Filter out everything except lines holding "Original".
* Start *
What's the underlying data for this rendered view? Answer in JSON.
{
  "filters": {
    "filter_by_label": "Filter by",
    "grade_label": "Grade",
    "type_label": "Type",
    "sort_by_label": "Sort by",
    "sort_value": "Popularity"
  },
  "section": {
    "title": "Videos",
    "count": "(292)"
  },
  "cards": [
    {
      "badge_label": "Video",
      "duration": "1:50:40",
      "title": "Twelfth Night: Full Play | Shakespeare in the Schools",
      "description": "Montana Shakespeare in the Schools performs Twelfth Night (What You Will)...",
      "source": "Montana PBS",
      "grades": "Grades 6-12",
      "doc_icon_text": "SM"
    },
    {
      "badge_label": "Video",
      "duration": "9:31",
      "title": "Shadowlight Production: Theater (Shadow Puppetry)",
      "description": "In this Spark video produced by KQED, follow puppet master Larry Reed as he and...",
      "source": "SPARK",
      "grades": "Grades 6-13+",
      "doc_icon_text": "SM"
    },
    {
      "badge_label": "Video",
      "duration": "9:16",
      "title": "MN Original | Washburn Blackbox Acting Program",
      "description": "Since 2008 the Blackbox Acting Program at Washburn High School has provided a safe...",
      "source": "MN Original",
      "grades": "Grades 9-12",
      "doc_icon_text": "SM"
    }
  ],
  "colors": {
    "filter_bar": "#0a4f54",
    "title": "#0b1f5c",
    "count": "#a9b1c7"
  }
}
* End *
- The answer:
      "title": "MN Original | Washburn Blackbox Acting Program",
      "source": "MN Original",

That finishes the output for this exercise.